WHAT YOU WILL DO:
Write out the items again, from the line containing "spike-lines-icon[interactable]: ┆ —" through the line containing "fill-swatch-icon — [1311, 1124, 1366, 1134]". In those lines, replace every "manuscript-line" with "text-line" and leave all else unchanged.

(Boxed element items)

------------------------------------------------------------------------

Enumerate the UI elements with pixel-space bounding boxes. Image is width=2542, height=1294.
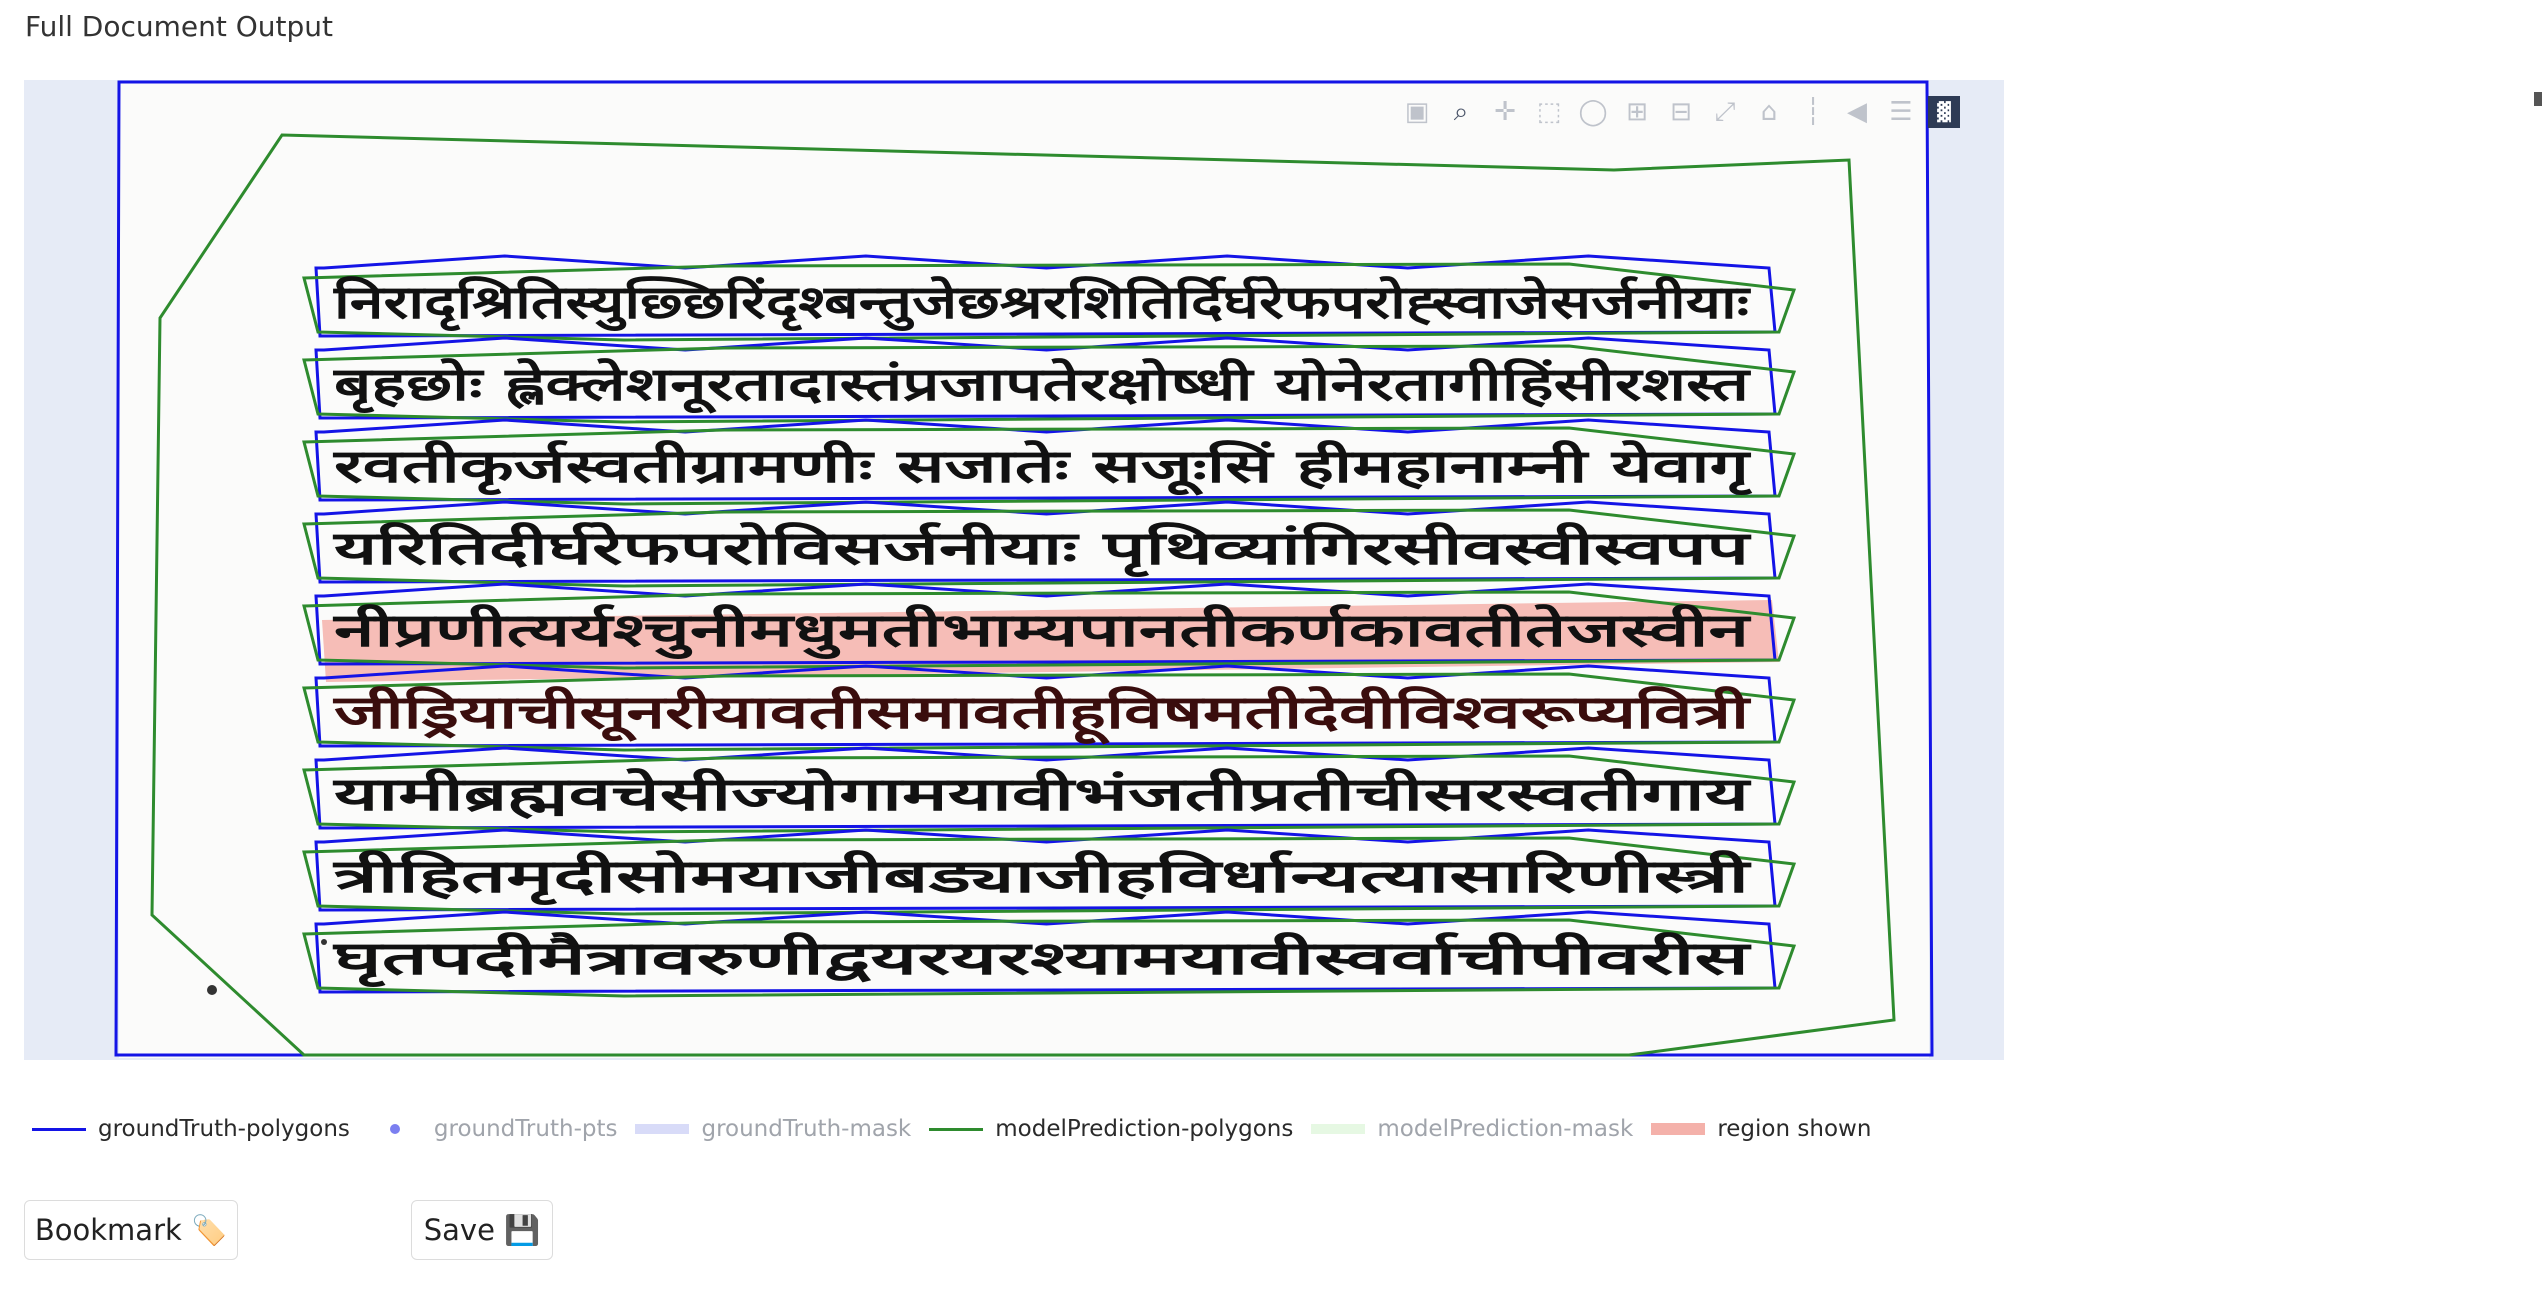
spike-lines-icon[interactable]: ┆ — [1796, 95, 1830, 129]
document-plot[interactable]: निरादृश्रितिस्युछ्छिरिंदृश्बन्तुजेछश्ररश… — [24, 80, 2004, 1060]
dot-swatch-icon — [389, 1124, 400, 1134]
line-swatch-icon — [32, 1127, 86, 1131]
hover-compare-icon[interactable]: ☰ — [1884, 95, 1918, 129]
ink-speck — [207, 985, 217, 995]
hover-closest-icon[interactable]: ◀ — [1840, 95, 1874, 129]
manuscript-line: रवतीकृर्जस्वतीग्रामणीः सजातेः सजूःसिं ही… — [332, 439, 1753, 496]
legend-item-groundtruth-mask[interactable]: groundTruth-mask — [635, 1116, 911, 1142]
legend-label: modelPrediction-mask — [1377, 1116, 1634, 1142]
zoom-icon[interactable]: ⌕ — [1444, 95, 1478, 129]
legend-item-modelprediction-mask[interactable]: modelPrediction-mask — [1311, 1116, 1633, 1142]
manuscript-line: निरादृश्रितिस्युछ्छिरिंदृश्बन्तुजेछश्ररश… — [333, 275, 1752, 332]
zoom-in-icon[interactable]: ⊞ — [1620, 95, 1654, 129]
fill-swatch-icon — [635, 1124, 690, 1134]
manuscript-line: जीड्रियाचीसूनरीयावतीसमावतीहूविषमतीदेवीवि… — [332, 685, 1752, 745]
zoom-out-icon[interactable]: ⊟ — [1664, 95, 1698, 129]
edge-marker — [2534, 92, 2542, 106]
manuscript-line: यामीब्रह्मवचेसीज्योगामयावीभंजतीप्रतीचीसर… — [332, 767, 1753, 821]
box-select-icon[interactable]: ⬚ — [1532, 95, 1566, 129]
page-title: Full Document Output — [25, 10, 333, 43]
manuscript-line: त्रीहितमृदीसोमयाजीबड्याजीहविर्धान्यत्यास… — [332, 849, 1752, 906]
legend-label: modelPrediction-polygons — [995, 1116, 1294, 1142]
plot-legend: groundTruth-polygons groundTruth-pts gro… — [32, 1116, 1871, 1142]
legend-label: groundTruth-mask — [701, 1116, 912, 1142]
camera-icon[interactable]: ▣ — [1400, 95, 1434, 129]
manuscript-line: यरितिदीर्घरेफपरोविसर्जनीयाः पृथिव्यांगिर… — [332, 521, 1752, 578]
reset-axes-icon[interactable]: ⌂ — [1752, 95, 1786, 129]
legend-item-modelprediction-polygons[interactable]: modelPrediction-polygons — [929, 1116, 1293, 1142]
plot-modebar: ▣ ⌕ ✛ ⬚ ◯ ⊞ ⊟ ⤢ ⌂ ┆ ◀ ☰ ▓ — [1400, 95, 1960, 129]
pan-icon[interactable]: ✛ — [1488, 95, 1522, 129]
manuscript-line: घृतपदीमैत्रावरुणीद्वयरयरश्यामयावीस्वर्वा… — [332, 931, 1752, 988]
save-button[interactable]: Save 💾 — [411, 1200, 553, 1260]
fill-swatch-icon — [1311, 1124, 1366, 1134]
autoscale-icon[interactable]: ⤢ — [1708, 95, 1742, 129]
lasso-select-icon[interactable]: ◯ — [1576, 95, 1610, 129]
line-swatch-icon — [929, 1127, 984, 1131]
legend-label: groundTruth-pts — [433, 1116, 618, 1142]
ink-speck — [321, 939, 327, 945]
legend-item-region-shown[interactable]: region shown — [1651, 1116, 1871, 1142]
legend-item-groundtruth-pts[interactable]: groundTruth-pts — [368, 1116, 618, 1142]
legend-label: region shown — [1717, 1116, 1872, 1142]
plotly-logo-icon[interactable]: ▓ — [1928, 96, 1960, 128]
manuscript-line: बृहछोः ह्लेक्लेशनूरतादास्तंप्रजापतेरक्षो… — [333, 357, 1752, 414]
bookmark-button[interactable]: Bookmark 🏷️ — [24, 1200, 238, 1260]
plot-area[interactable]: निरादृश्रितिस्युछ्छिरिंदृश्बन्तुजेछश्ररश… — [24, 80, 2004, 1060]
legend-label: groundTruth-polygons — [98, 1116, 350, 1142]
manuscript-line: नीप्रणीत्यर्यश्चुनीमधुमतीभाम्यपानतीकर्णक… — [332, 603, 1751, 660]
legend-item-groundtruth-polygons[interactable]: groundTruth-polygons — [32, 1116, 350, 1142]
fill-swatch-icon — [1651, 1123, 1706, 1135]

------------------------------------------------------------------------

EXERCISE OUTPUT:
spike-lines-icon[interactable]: ┆ — [1796, 95, 1830, 129]
document-plot[interactable]: निरादृश्रितिस्युछ्छिरिंदृश्बन्तुजेछश्ररश… — [24, 80, 2004, 1060]
dot-swatch-icon — [389, 1124, 400, 1134]
line-swatch-icon — [32, 1127, 86, 1131]
hover-compare-icon[interactable]: ☰ — [1884, 95, 1918, 129]
ink-speck — [207, 985, 217, 995]
hover-closest-icon[interactable]: ◀ — [1840, 95, 1874, 129]
text-line: रवतीकृर्जस्वतीग्रामणीः सजातेः सजूःसिं ही… — [332, 439, 1753, 496]
legend-item-groundtruth-mask[interactable]: groundTruth-mask — [635, 1116, 911, 1142]
legend-label: modelPrediction-mask — [1377, 1116, 1634, 1142]
zoom-icon[interactable]: ⌕ — [1444, 95, 1478, 129]
legend-item-modelprediction-mask[interactable]: modelPrediction-mask — [1311, 1116, 1633, 1142]
text-line: निरादृश्रितिस्युछ्छिरिंदृश्बन्तुजेछश्ररश… — [333, 275, 1752, 332]
zoom-in-icon[interactable]: ⊞ — [1620, 95, 1654, 129]
fill-swatch-icon — [635, 1124, 690, 1134]
text-line: जीड्रियाचीसूनरीयावतीसमावतीहूविषमतीदेवीवि… — [332, 685, 1752, 745]
zoom-out-icon[interactable]: ⊟ — [1664, 95, 1698, 129]
edge-marker — [2534, 92, 2542, 106]
text-line: यामीब्रह्मवचेसीज्योगामयावीभंजतीप्रतीचीसर… — [332, 767, 1753, 821]
box-select-icon[interactable]: ⬚ — [1532, 95, 1566, 129]
page-title: Full Document Output — [25, 10, 333, 43]
text-line: त्रीहितमृदीसोमयाजीबड्याजीहविर्धान्यत्यास… — [332, 849, 1752, 906]
legend-label: modelPrediction-polygons — [995, 1116, 1294, 1142]
plot-legend: groundTruth-polygons groundTruth-pts gro… — [32, 1116, 1871, 1142]
legend-label: groundTruth-mask — [701, 1116, 912, 1142]
camera-icon[interactable]: ▣ — [1400, 95, 1434, 129]
text-line: यरितिदीर्घरेफपरोविसर्जनीयाः पृथिव्यांगिर… — [332, 521, 1752, 578]
reset-axes-icon[interactable]: ⌂ — [1752, 95, 1786, 129]
legend-item-modelprediction-polygons[interactable]: modelPrediction-polygons — [929, 1116, 1293, 1142]
plot-modebar: ▣ ⌕ ✛ ⬚ ◯ ⊞ ⊟ ⤢ ⌂ ┆ ◀ ☰ ▓ — [1400, 95, 1960, 129]
pan-icon[interactable]: ✛ — [1488, 95, 1522, 129]
text-line: घृतपदीमैत्रावरुणीद्वयरयरश्यामयावीस्वर्वा… — [332, 931, 1752, 988]
save-button[interactable]: Save 💾 — [411, 1200, 553, 1260]
fill-swatch-icon — [1311, 1124, 1366, 1134]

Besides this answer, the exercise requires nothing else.